__EXERCISE SET__.
1. Answer these from the passage on the letter of engagement:
(a) Who is named as the engaging partner to contact?
(b) What kind of clause does the agreement between the parties contain?
(c) Which party has already paid the other for the assignment?
2. From the passage on the letter of engagement, write out word for word the part that opens with the words containing "[17] The aforesaid" and closes with "paid the plaintiff.".

__PROVIDED PASSAGE__.
================

If any additional services are to be rendered, or if the terms of our engagement are not in accordance with your understanding, please contact the engaging partner, Thys de Beer, directly. We will then arrange for an additional meeting to discuss the terms of our engagement in order to avoid misunderstandings or to discuss additional services that we may render for you”.


[17] The aforesaid clause does not assist the plaintiff. It clearly contemplates that additional work or any other aspects must be taken up prior to consensus being reached. This did not happen and therefore the letter of engagement became the entire agreement between the parties and that agreement contains a non-variation clause. Any amendment or variation thereto would have had to be by consent in accordance with the principle formulated in Shifren, which it was not. In the absence of a written variation to the agreement or a new agreement, which the plaintiff was unable to prove, the additional work or repetition thereof, remains part of the assignment for which the defendant has already paid the plaintiff.

================

__COLLECTED DATA__.
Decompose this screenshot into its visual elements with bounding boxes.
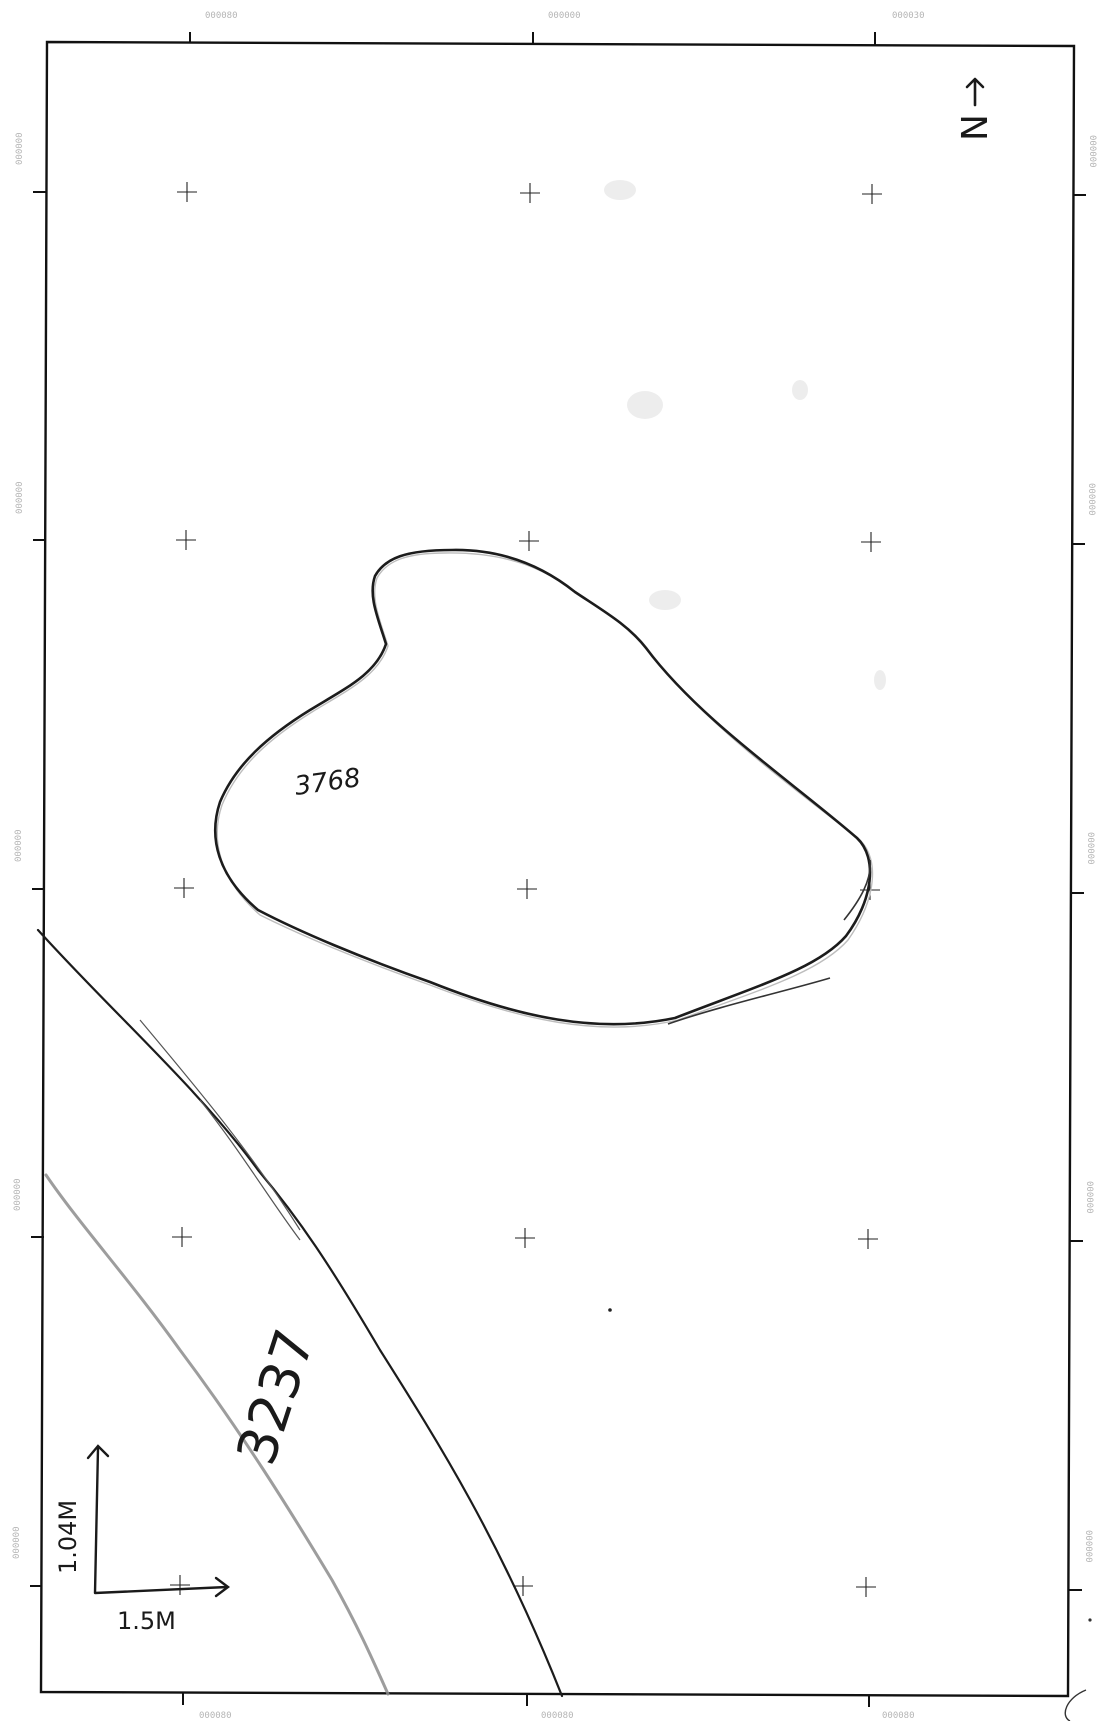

================

__SOLUTIONS PER TASK__.
1.
(a) Thys de Beer
(b) A non-variation clause
(c) The defendant has already paid the plaintiff.

2.
[17] The aforesaid clause does not assist the plaintiff. It clearly contemplates that additional work or any other aspects must be taken up prior to consensus being reached. This did not happen and therefore the letter of engagement became the entire agreement between the parties and that agreement contains a non-variation clause. Any amendment or variation thereto would have had to be by consent in accordance with the principle formulated in Shifren, which it was not. In the absence of a written variation to the agreement or a new agreement, which the plaintiff was unable to prove, the additional work or repetition thereof, remains part of the assignment for which the defendant has already paid the plaintiff.